**** Fragmento proporcionado ****

Contar con ejércitos bien armados y poderosos, pero sobre todo, contar con la ayuda de Aquel que podía decidir el desenlace de las batallas, era una preocupación vital. Al dirigirse a Dios de esa manera el salmista le está diciendo que el ejército de Israel es suyo, y que suyas son las batallas que libra su pueblo.

Este versículo contiene la doble invocación de un hombre que pone su confianza totalmente en el Señor. La segunda invocación es dirigida al “Dios de Jacob”, al Dios del que fuera padre de las doce tribus del pueblo escogido, de quien descienden todos los miembros del pueblo que lleva el nombre que fue dado a su antepasado en Peniel (Gn 32:28-30).

Con frecuencia se usa en la Biblia la expresión “el Dios de Abraham, de Isaac y de Jacob”, y a veces se le invoca solamente como el “Dios de Abraham”, o como el “Dios de Jacob”, pero nunca, que yo sepa, se le invoca sólo como el “Dios de Isaac”. ¿Cuál será el motivo? Creo yo porque en la historia del surgimiento del pueblo escogido, Isaac es un personaje menor, de transición; un personaje sin mayor brillo, que jugó un papel de puente entre Abraham, el padre de la fe, y su nieto Jacob, el progenitor de las doce tribus, y que no tuvo otro papel que ése, recibir las promesas y bendiciones hechas a su padre y transmitirlas al hijo que Dios había escogido, desechando al primogénito Esaú (Gn 27).

****

== Consigna a ==
Indica si cada afirmación coincide con el fragmento sobre el “Dios de Jacob”. Responde sí o no y cita literalmente las palabras del fragmento que lo deciden.
(i) Isaac es el progenitor de las doce tribus.
(ii) A Dios nunca se le invoca solo como el “Dios de Isaac”, hasta donde sabe quien escribe.
(iii) El versículo contiene una sola invocación.
El fragmento y el listado no guardan relación entre sí.

**** Datos del ejercicio ****

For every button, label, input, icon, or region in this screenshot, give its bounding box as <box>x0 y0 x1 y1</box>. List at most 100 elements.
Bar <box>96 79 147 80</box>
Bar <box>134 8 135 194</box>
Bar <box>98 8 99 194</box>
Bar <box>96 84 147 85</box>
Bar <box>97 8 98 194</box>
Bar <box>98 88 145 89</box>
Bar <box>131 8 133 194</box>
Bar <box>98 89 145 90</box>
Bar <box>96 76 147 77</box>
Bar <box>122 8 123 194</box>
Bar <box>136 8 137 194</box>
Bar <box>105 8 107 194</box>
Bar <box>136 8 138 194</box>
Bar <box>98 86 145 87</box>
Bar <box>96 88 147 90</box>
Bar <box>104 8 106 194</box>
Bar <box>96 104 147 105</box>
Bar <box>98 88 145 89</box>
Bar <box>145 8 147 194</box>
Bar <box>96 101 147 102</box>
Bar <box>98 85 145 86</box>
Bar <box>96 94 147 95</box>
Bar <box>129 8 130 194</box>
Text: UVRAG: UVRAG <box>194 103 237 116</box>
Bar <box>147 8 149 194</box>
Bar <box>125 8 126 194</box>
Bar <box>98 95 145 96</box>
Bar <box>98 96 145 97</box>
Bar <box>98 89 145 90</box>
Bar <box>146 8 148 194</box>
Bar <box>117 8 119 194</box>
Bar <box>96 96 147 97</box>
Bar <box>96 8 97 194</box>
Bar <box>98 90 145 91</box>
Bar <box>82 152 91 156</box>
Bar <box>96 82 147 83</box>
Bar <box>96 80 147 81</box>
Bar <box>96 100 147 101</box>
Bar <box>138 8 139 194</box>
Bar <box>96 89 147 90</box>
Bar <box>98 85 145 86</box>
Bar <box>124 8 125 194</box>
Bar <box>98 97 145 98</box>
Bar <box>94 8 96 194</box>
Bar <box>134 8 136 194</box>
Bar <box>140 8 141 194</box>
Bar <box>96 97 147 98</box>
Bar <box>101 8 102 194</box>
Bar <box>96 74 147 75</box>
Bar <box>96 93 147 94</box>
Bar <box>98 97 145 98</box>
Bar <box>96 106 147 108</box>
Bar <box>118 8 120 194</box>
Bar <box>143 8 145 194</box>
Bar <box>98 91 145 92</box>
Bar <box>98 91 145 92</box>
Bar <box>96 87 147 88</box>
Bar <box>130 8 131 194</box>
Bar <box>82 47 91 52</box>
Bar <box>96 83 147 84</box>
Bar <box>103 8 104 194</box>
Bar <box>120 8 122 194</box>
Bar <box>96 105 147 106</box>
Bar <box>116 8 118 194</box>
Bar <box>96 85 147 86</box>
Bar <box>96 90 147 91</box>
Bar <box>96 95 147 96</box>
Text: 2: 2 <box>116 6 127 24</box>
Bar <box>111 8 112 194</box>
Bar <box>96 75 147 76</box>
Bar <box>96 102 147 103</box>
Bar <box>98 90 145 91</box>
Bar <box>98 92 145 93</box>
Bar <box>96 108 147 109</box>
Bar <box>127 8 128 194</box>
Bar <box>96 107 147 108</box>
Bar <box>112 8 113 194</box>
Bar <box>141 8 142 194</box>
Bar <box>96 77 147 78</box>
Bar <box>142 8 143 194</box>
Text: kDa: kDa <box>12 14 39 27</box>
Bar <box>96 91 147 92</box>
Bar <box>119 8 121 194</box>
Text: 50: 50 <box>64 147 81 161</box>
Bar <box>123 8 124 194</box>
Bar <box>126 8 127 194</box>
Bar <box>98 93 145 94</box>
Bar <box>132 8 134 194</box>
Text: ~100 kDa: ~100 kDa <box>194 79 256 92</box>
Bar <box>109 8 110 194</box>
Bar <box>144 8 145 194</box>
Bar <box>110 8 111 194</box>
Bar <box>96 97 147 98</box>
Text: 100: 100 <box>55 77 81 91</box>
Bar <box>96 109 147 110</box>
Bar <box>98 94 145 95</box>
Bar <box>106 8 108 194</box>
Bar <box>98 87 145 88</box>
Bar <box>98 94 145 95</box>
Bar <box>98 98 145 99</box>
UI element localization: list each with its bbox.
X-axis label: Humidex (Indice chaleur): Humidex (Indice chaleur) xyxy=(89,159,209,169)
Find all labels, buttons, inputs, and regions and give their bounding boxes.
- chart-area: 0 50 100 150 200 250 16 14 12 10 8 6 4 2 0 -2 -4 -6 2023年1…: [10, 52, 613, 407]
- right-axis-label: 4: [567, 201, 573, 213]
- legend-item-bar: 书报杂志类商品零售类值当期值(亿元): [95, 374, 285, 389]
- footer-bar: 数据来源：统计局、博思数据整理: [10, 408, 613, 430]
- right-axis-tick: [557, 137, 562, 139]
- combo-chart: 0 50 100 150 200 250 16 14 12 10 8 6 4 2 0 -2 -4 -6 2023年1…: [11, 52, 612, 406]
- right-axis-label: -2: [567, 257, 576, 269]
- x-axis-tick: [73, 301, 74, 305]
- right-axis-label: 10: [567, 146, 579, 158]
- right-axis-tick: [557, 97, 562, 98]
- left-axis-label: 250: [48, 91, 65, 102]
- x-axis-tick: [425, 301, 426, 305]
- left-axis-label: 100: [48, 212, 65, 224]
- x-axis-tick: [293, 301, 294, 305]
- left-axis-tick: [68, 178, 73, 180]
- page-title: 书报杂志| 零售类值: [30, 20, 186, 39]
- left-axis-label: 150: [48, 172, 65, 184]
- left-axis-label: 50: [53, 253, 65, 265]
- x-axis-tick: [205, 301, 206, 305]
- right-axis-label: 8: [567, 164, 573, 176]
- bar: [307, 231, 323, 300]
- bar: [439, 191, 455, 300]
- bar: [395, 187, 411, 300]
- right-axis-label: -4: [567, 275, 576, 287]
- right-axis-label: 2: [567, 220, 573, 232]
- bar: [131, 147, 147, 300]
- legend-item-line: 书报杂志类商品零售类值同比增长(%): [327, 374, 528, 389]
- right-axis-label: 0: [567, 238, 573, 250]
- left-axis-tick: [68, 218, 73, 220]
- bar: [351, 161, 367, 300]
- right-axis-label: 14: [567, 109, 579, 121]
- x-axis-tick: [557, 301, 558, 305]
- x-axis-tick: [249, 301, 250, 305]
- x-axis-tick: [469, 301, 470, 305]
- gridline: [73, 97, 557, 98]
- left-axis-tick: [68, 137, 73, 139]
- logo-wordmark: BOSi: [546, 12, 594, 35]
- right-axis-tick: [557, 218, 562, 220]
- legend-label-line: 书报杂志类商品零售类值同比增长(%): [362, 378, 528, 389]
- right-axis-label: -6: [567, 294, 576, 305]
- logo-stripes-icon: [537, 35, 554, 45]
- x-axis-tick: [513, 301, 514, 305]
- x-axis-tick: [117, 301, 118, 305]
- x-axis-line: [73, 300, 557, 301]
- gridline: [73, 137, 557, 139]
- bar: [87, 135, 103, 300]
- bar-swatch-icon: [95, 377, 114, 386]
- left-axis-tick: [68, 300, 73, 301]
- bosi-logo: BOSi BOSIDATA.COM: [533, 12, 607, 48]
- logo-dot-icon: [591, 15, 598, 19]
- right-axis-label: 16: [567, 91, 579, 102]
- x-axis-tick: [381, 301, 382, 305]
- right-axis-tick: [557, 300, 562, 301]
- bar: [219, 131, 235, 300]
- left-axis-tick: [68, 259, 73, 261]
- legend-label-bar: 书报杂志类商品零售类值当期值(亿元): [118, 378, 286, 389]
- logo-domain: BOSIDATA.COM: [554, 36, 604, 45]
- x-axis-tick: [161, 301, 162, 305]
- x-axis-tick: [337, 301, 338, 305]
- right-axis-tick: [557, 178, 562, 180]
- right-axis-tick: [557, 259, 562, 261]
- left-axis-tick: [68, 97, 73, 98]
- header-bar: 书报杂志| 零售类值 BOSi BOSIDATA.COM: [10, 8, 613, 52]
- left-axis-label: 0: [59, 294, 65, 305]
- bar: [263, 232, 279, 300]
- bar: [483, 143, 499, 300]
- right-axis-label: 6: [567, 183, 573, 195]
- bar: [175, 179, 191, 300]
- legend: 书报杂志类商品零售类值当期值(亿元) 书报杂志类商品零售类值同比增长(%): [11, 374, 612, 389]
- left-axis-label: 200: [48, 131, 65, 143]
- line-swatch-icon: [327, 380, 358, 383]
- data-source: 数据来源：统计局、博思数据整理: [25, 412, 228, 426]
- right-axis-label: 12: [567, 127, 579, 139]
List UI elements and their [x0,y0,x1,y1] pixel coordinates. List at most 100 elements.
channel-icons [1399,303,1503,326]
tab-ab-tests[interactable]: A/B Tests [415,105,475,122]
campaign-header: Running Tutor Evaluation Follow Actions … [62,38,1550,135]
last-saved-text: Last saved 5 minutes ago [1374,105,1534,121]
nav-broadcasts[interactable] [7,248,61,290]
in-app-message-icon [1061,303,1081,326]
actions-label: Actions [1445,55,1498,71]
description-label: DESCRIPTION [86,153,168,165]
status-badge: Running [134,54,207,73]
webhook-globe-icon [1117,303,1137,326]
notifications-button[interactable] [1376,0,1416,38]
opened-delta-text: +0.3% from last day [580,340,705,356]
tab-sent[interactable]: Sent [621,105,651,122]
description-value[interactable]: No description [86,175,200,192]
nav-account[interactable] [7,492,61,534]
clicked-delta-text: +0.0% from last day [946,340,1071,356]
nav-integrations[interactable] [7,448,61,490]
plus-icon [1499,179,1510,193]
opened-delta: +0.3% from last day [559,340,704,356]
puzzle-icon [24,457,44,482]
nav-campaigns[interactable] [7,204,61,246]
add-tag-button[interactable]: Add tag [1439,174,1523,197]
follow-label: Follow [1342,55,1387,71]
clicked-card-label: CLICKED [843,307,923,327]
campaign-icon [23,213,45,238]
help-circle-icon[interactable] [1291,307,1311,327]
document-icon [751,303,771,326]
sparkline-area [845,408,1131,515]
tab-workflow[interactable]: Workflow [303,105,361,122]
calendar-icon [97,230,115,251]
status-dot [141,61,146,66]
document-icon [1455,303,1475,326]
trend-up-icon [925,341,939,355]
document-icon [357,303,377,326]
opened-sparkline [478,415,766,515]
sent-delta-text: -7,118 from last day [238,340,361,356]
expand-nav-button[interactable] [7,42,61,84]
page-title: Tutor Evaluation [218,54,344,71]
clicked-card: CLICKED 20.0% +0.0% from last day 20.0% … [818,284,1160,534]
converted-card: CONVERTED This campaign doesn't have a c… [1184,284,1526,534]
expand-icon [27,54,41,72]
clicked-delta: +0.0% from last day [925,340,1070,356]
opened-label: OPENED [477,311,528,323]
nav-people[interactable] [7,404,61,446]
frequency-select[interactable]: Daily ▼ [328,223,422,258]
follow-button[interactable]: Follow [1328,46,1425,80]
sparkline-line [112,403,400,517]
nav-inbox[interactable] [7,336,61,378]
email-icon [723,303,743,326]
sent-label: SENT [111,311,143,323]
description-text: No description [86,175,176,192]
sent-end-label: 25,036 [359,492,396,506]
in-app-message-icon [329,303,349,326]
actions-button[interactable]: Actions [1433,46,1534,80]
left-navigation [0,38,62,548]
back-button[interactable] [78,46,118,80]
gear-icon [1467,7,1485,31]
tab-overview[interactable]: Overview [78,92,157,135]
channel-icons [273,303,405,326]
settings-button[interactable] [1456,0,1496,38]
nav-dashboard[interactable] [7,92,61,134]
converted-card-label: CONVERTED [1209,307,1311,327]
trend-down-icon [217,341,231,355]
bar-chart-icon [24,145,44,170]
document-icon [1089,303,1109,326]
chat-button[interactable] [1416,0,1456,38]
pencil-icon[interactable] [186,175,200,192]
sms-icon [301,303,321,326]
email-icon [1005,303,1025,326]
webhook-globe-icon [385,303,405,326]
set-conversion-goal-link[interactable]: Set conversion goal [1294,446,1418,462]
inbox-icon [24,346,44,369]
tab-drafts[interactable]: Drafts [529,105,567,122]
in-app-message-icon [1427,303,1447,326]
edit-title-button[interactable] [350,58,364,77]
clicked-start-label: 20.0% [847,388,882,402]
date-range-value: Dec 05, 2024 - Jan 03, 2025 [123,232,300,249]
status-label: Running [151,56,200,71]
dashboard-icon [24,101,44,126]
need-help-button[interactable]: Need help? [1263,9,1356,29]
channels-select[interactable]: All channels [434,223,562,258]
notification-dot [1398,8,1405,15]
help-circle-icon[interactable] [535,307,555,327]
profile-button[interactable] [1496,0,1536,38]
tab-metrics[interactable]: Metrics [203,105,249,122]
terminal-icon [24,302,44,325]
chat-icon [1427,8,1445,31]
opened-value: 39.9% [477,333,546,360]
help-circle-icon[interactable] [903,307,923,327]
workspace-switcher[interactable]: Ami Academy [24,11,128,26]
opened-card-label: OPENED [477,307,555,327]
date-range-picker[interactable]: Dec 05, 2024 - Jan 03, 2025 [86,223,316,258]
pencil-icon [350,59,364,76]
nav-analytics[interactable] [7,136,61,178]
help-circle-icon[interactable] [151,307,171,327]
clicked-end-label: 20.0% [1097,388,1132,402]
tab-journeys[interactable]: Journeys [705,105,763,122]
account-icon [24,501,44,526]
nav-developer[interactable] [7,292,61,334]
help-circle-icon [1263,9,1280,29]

****

== Consigna b ==
Transcribe sin cambios las líneas del listado desde la primera hasta la que contiene "Bar <box>98 86 145 87</box>", ambas incluidas.

== Respuesta completa a ==
(i) No: “su nieto Jacob, el progenitor de las doce tribus”.
(ii) Sí: “pero nunca, que yo sepa, se le invoca sólo como el “Dios de Isaac””.
(iii) No: “Este versículo contiene la doble invocación de un hombre que pone su confianza totalmente en el Señor”.

== Respuesta completa b ==
For every button, label, input, icon, or region in this screenshot, give its bounding box as <box>x0 y0 x1 y1</box>. List at most 100 elements.
Bar <box>96 79 147 80</box>
Bar <box>134 8 135 194</box>
Bar <box>98 8 99 194</box>
Bar <box>96 84 147 85</box>
Bar <box>97 8 98 194</box>
Bar <box>98 88 145 89</box>
Bar <box>131 8 133 194</box>
Bar <box>98 89 145 90</box>
Bar <box>96 76 147 77</box>
Bar <box>122 8 123 194</box>
Bar <box>136 8 137 194</box>
Bar <box>105 8 107 194</box>
Bar <box>136 8 138 194</box>
Bar <box>98 86 145 87</box>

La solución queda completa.